The data:

-- begin --

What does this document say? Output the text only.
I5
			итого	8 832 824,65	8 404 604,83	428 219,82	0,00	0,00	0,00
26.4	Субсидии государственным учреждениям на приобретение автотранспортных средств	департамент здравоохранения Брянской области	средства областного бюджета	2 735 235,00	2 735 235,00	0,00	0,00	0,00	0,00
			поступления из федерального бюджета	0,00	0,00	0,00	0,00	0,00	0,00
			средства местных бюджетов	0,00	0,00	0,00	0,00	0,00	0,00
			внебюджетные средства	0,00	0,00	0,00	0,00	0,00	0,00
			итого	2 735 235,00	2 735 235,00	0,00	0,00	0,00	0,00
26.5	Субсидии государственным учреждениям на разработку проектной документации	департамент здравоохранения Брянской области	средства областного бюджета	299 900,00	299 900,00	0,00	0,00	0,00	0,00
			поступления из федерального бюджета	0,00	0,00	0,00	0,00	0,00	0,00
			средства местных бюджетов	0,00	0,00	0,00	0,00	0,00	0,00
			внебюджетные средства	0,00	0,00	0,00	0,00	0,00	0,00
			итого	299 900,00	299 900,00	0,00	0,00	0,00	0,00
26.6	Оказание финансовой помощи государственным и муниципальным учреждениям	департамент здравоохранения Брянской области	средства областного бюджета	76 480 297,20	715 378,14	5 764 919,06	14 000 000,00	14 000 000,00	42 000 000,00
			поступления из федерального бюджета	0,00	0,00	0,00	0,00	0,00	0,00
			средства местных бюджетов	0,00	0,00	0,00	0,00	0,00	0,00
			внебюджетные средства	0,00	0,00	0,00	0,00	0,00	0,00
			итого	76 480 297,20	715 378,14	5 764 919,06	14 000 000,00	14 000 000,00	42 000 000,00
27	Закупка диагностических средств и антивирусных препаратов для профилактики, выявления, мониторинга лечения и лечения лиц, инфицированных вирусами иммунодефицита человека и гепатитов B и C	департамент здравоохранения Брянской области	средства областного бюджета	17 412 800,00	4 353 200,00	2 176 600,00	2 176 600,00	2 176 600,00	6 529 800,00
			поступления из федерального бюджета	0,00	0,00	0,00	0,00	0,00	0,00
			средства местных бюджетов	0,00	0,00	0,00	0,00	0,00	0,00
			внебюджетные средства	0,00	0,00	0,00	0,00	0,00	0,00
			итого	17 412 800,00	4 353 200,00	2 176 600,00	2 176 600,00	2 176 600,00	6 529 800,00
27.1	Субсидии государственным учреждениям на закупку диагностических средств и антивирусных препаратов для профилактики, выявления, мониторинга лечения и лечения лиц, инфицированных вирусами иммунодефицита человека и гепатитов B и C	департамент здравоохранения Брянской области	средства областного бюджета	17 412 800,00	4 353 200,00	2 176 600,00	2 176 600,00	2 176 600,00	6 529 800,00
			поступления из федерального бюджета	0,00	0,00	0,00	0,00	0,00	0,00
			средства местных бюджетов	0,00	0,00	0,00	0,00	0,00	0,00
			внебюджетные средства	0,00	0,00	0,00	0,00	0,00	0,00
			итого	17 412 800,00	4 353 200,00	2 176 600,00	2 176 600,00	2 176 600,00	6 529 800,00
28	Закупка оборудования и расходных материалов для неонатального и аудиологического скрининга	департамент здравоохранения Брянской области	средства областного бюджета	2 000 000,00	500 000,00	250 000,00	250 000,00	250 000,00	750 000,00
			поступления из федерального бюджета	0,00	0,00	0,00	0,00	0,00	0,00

-- end --

Aim: Repeat the records above exactly, leaving none out.

Written solution:
What does this document say? Output the text only.
I5
			итого	8 832 824,65	8 404 604,83	428 219,82	0,00	0,00	0,00
26.4	Субсидии государственным учреждениям на приобретение автотранспортных средств	департамент здравоохранения Брянской области	средства областного бюджета	2 735 235,00	2 735 235,00	0,00	0,00	0,00	0,00
			поступления из федерального бюджета	0,00	0,00	0,00	0,00	0,00	0,00
			средства местных бюджетов	0,00	0,00	0,00	0,00	0,00	0,00
			внебюджетные средства	0,00	0,00	0,00	0,00	0,00	0,00
			итого	2 735 235,00	2 735 235,00	0,00	0,00	0,00	0,00
26.5	Субсидии государственным учреждениям на разработку проектной документации	департамент здравоохранения Брянской области	средства областного бюджета	299 900,00	299 900,00	0,00	0,00	0,00	0,00
			поступления из федерального бюджета	0,00	0,00	0,00	0,00	0,00	0,00
			средства местных бюджетов	0,00	0,00	0,00	0,00	0,00	0,00
			внебюджетные средства	0,00	0,00	0,00	0,00	0,00	0,00
			итого	299 900,00	299 900,00	0,00	0,00	0,00	0,00
26.6	Оказание финансовой помощи государственным и муниципальным учреждениям	департамент здравоохранения Брянской области	средства областного бюджета	76 480 297,20	715 378,14	5 764 919,06	14 000 000,00	14 000 000,00	42 000 000,00
			поступления из федерального бюджета	0,00	0,00	0,00	0,00	0,00	0,00
			средства местных бюджетов	0,00	0,00	0,00	0,00	0,00	0,00
			внебюджетные средства	0,00	0,00	0,00	0,00	0,00	0,00
			итого	76 480 297,20	715 378,14	5 764 919,06	14 000 000,00	14 000 000,00	42 000 000,00
27	Закупка диагностических средств и антивирусных препаратов для профилактики, выявления, мониторинга лечения и лечения лиц, инфицированных вирусами иммунодефицита человека и гепатитов B и C	департамент здравоохранения Брянской области	средства областного бюджета	17 412 800,00	4 353 200,00	2 176 600,00	2 176 600,00	2 176 600,00	6 529 800,00
			поступления из федерального бюджета	0,00	0,00	0,00	0,00	0,00	0,00
			средства местных бюджетов	0,00	0,00	0,00	0,00	0,00	0,00
			внебюджетные средства	0,00	0,00	0,00	0,00	0,00	0,00
			итого	17 412 800,00	4 353 200,00	2 176 600,00	2 176 600,00	2 176 600,00	6 529 800,00
27.1	Субсидии государственным учреждениям на закупку диагностических средств и антивирусных препаратов для профилактики, выявления, мониторинга лечения и лечения лиц, инфицированных вирусами иммунодефицита человека и гепатитов B и C	департамент здравоохранения Брянской области	средства областного бюджета	17 412 800,00	4 353 200,00	2 176 600,00	2 176 600,00	2 176 600,00	6 529 800,00
			поступления из федерального бюджета	0,00	0,00	0,00	0,00	0,00	0,00
			средства местных бюджетов	0,00	0,00	0,00	0,00	0,00	0,00
			внебюджетные средства	0,00	0,00	0,00	0,00	0,00	0,00
			итого	17 412 800,00	4 353 200,00	2 176 600,00	2 176 600,00	2 176 600,00	6 529 800,00
28	Закупка оборудования и расходных материалов для неонатального и аудиологического скрининга	департамент здравоохранения Брянской области	средства областного бюджета	2 000 000,00	500 000,00	250 000,00	250 000,00	250 000,00	750 000,00
			поступления из федерального бюджета	0,00	0,00	0,00	0,00	0,00	0,00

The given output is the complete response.